* Stored data entries *
^^^^^^^^^^^^^^^^
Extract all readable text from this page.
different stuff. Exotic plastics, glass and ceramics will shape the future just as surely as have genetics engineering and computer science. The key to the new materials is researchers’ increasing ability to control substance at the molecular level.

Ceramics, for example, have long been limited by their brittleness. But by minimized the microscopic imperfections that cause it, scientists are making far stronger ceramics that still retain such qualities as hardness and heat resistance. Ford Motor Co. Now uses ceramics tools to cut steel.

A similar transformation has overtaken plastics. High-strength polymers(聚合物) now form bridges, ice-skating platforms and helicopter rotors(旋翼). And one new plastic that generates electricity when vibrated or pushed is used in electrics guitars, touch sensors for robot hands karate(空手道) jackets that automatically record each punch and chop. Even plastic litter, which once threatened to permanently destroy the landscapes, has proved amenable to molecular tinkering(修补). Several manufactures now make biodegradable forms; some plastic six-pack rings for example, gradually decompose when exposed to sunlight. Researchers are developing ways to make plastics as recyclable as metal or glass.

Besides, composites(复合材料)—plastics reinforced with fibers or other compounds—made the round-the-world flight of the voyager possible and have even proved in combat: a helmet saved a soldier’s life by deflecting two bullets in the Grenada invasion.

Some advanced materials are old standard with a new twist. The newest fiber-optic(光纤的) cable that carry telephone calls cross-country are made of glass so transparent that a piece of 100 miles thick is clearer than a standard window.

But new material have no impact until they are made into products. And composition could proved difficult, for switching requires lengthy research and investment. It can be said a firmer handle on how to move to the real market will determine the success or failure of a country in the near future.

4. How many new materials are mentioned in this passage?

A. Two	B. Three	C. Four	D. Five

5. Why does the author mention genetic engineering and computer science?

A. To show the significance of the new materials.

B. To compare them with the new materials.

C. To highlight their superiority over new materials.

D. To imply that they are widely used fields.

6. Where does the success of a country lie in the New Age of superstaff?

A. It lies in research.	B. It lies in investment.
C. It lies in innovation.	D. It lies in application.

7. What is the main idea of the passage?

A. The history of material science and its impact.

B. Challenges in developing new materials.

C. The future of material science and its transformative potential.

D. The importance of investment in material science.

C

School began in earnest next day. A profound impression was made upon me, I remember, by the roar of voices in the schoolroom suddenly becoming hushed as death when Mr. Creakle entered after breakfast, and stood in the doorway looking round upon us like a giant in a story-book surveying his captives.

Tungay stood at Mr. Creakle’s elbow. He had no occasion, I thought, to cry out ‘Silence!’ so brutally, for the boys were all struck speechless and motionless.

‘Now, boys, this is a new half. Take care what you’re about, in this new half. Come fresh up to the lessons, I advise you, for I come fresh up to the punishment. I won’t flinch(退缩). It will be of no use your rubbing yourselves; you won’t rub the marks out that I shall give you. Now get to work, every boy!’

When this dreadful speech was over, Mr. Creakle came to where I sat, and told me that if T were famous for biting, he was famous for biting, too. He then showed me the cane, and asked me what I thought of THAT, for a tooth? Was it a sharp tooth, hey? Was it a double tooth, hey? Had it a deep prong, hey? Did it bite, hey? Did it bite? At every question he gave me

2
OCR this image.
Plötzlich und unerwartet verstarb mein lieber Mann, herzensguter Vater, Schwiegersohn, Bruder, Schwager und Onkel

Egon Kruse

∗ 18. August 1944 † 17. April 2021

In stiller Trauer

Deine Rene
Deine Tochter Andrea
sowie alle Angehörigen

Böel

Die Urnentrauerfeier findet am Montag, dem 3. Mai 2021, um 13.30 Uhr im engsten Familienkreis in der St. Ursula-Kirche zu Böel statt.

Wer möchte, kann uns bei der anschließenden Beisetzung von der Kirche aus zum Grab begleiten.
^^^^^^^^^^^^^^^^
* Written problem *
Write every record out again, unaltered.

* Reply *
Extract all readable text from this page.
different stuff. Exotic plastics, glass and ceramics will shape the future just as surely as have genetics engineering and computer science. The key to the new materials is researchers’ increasing ability to control substance at the molecular level.

Ceramics, for example, have long been limited by their brittleness. But by minimized the microscopic imperfections that cause it, scientists are making far stronger ceramics that still retain such qualities as hardness and heat resistance. Ford Motor Co. Now uses ceramics tools to cut steel.

A similar transformation has overtaken plastics. High-strength polymers(聚合物) now form bridges, ice-skating platforms and helicopter rotors(旋翼). And one new plastic that generates electricity when vibrated or pushed is used in electrics guitars, touch sensors for robot hands karate(空手道) jackets that automatically record each punch and chop. Even plastic litter, which once threatened to permanently destroy the landscapes, has proved amenable to molecular tinkering(修补). Several manufactures now make biodegradable forms; some plastic six-pack rings for example, gradually decompose when exposed to sunlight. Researchers are developing ways to make plastics as recyclable as metal or glass.

Besides, composites(复合材料)—plastics reinforced with fibers or other compounds—made the round-the-world flight of the voyager possible and have even proved in combat: a helmet saved a soldier’s life by deflecting two bullets in the Grenada invasion.

Some advanced materials are old standard with a new twist. The newest fiber-optic(光纤的) cable that carry telephone calls cross-country are made of glass so transparent that a piece of 100 miles thick is clearer than a standard window.

But new material have no impact until they are made into products. And composition could proved difficult, for switching requires lengthy research and investment. It can be said a firmer handle on how to move to the real market will determine the success or failure of a country in the near future.

4. How many new materials are mentioned in this passage?

A. Two	B. Three	C. Four	D. Five

5. Why does the author mention genetic engineering and computer science?

A. To show the significance of the new materials.

B. To compare them with the new materials.

C. To highlight their superiority over new materials.

D. To imply that they are widely used fields.

6. Where does the success of a country lie in the New Age of superstaff?

A. It lies in research.	B. It lies in investment.
C. It lies in innovation.	D. It lies in application.

7. What is the main idea of the passage?

A. The history of material science and its impact.

B. Challenges in developing new materials.

C. The future of material science and its transformative potential.

D. The importance of investment in material science.

C

School began in earnest next day. A profound impression was made upon me, I remember, by the roar of voices in the schoolroom suddenly becoming hushed as death when Mr. Creakle entered after breakfast, and stood in the doorway looking round upon us like a giant in a story-book surveying his captives.

Tungay stood at Mr. Creakle’s elbow. He had no occasion, I thought, to cry out ‘Silence!’ so brutally, for the boys were all struck speechless and motionless.

‘Now, boys, this is a new half. Take care what you’re about, in this new half. Come fresh up to the lessons, I advise you, for I come fresh up to the punishment. I won’t flinch(退缩). It will be of no use your rubbing yourselves; you won’t rub the marks out that I shall give you. Now get to work, every boy!’

When this dreadful speech was over, Mr. Creakle came to where I sat, and told me that if T were famous for biting, he was famous for biting, too. He then showed me the cane, and asked me what I thought of THAT, for a tooth? Was it a sharp tooth, hey? Was it a double tooth, hey? Had it a deep prong, hey? Did it bite, hey? Did it bite? At every question he gave me

2
OCR this image.
Plötzlich und unerwartet verstarb mein lieber Mann, herzensguter Vater, Schwiegersohn, Bruder, Schwager und Onkel

Egon Kruse

∗ 18. August 1944 † 17. April 2021

In stiller Trauer

Deine Rene
Deine Tochter Andrea
sowie alle Angehörigen

Böel

Die Urnentrauerfeier findet am Montag, dem 3. Mai 2021, um 13.30 Uhr im engsten Familienkreis in der St. Ursula-Kirche zu Böel statt.

Wer möchte, kann uns bei der anschließenden Beisetzung von der Kirche aus zum Grab begleiten.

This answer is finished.